All of the data must be printed exactly; please include every line.
— BEGIN —
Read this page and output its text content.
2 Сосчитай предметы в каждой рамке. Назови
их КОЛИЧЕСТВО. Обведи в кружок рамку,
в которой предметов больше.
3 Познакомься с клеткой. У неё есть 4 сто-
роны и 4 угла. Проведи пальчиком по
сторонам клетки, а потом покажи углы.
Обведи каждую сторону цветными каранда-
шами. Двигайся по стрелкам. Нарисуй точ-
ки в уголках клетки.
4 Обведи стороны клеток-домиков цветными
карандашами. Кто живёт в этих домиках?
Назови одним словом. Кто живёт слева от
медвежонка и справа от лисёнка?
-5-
— END —
# Final result:
Read this page and output its text content.
2 Сосчитай предметы в каждой рамке. Назови
их КОЛИЧЕСТВО. Обведи в кружок рамку,
в которой предметов больше.
3 Познакомься с клеткой. У неё есть 4 сто-
роны и 4 угла. Проведи пальчиком по
сторонам клетки, а потом покажи углы.
Обведи каждую сторону цветными каранда-
шами. Двигайся по стрелкам. Нарисуй точ-
ки в уголках клетки.
4 Обведи стороны клеток-домиков цветными
карандашами. Кто живёт в этих домиках?
Назови одним словом. Кто живёт слева от
медвежонка и справа от лисёнка?
-5-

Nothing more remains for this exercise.